PROVIDED INFORMATION:
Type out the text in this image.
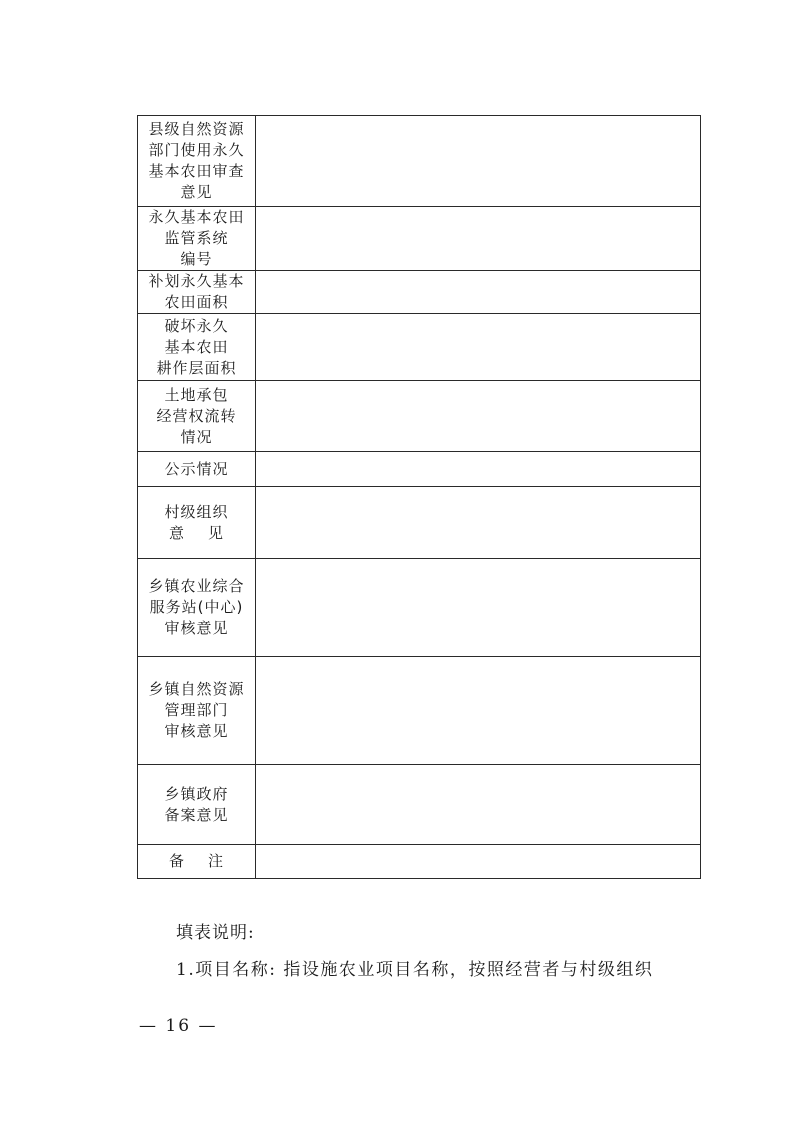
县级自然资源
部门使用永久
基本农田审查
意见	

永久基本农田
监管系统
编号	

补划永久基本
农田面积	

破坏永久
基本农田
耕作层面积	

土地承包
经营权流转
情况	

公示情况	

村级组织
意    见	

乡镇农业综合
服务站(中心)
审核意见	

乡镇自然资源
管理部门
审核意见	

乡镇政府
备案意见	

备    注	

填表说明:
1.项目名称: 指设施农业项目名称，按照经营者与村级组织
— 16 —
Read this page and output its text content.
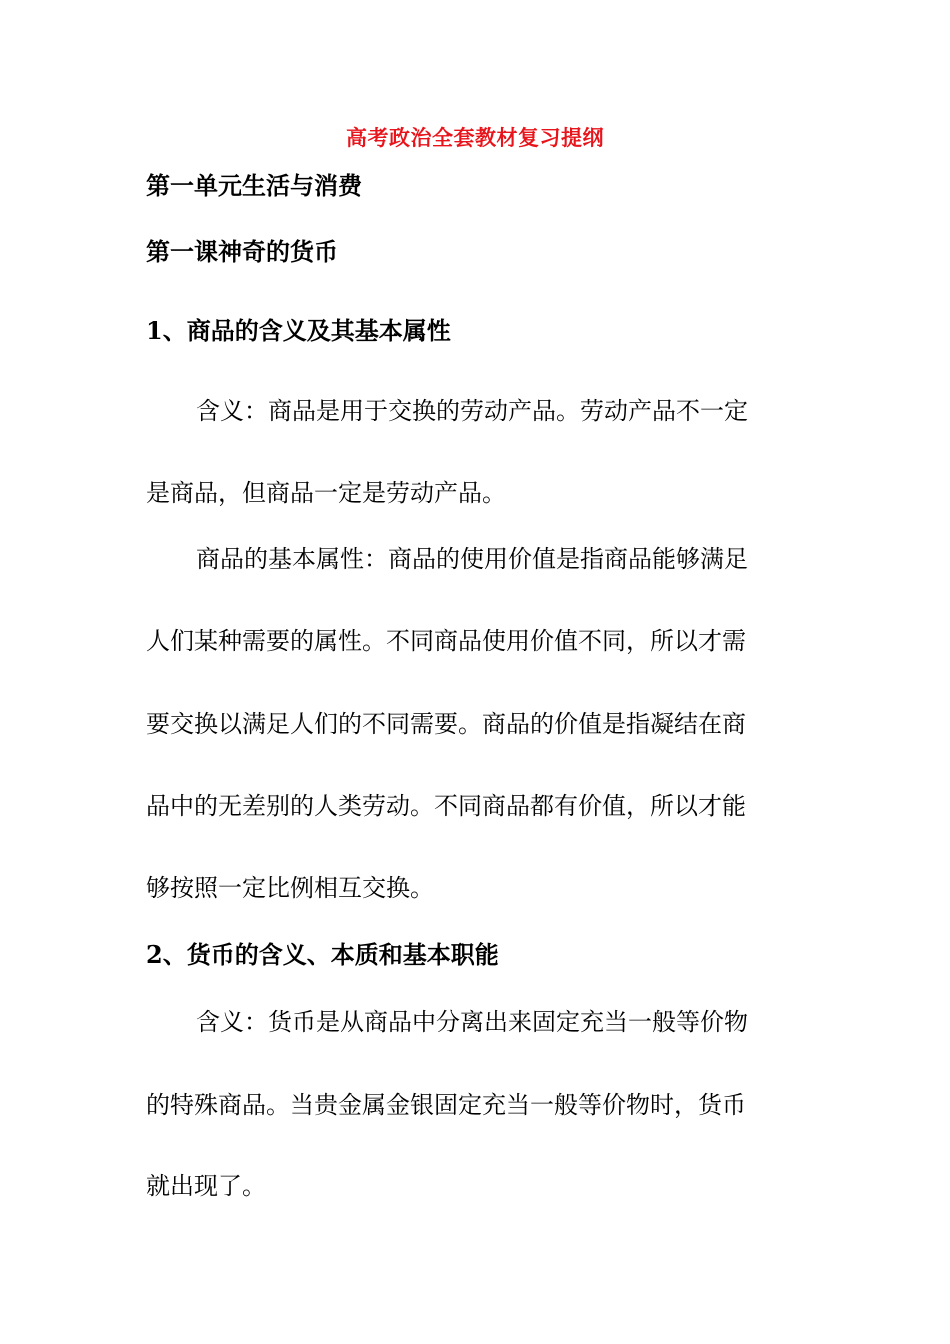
高考政治全套教材复习提纲
第一单元生活与消费
第一课神奇的货币
1、商品的含义及其基本属性
含义：商品是用于交换的劳动产品。劳动产品不一定
是商品，但商品一定是劳动产品。
商品的基本属性：商品的使用价值是指商品能够满足
人们某种需要的属性。不同商品使用价值不同，所以才需
要交换以满足人们的不同需要。商品的价值是指凝结在商
品中的无差别的人类劳动。不同商品都有价值，所以才能
够按照一定比例相互交换。
2、货币的含义、本质和基本职能
含义：货币是从商品中分离出来固定充当一般等价物
的特殊商品。当贵金属金银固定充当一般等价物时，货币
就出现了。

EXERCISE:
Keep the pictures out and write out the records exactly.

EXERCISE RESPONSE:
Type out the text in this image.
县级自然资源
部门使用永久
基本农田审查
意见	

永久基本农田
监管系统
编号	

补划永久基本
农田面积	

破坏永久
基本农田
耕作层面积	

土地承包
经营权流转
情况	

公示情况	

村级组织
意    见	

乡镇农业综合
服务站(中心)
审核意见	

乡镇自然资源
管理部门
审核意见	

乡镇政府
备案意见	

备    注	

填表说明:
1.项目名称: 指设施农业项目名称，按照经营者与村级组织
— 16 —
Read this page and output its text content.
高考政治全套教材复习提纲
第一单元生活与消费
第一课神奇的货币
1、商品的含义及其基本属性
含义：商品是用于交换的劳动产品。劳动产品不一定
是商品，但商品一定是劳动产品。
商品的基本属性：商品的使用价值是指商品能够满足
人们某种需要的属性。不同商品使用价值不同，所以才需
要交换以满足人们的不同需要。商品的价值是指凝结在商
品中的无差别的人类劳动。不同商品都有价值，所以才能
够按照一定比例相互交换。
2、货币的含义、本质和基本职能
含义：货币是从商品中分离出来固定充当一般等价物
的特殊商品。当贵金属金银固定充当一般等价物时，货币
就出现了。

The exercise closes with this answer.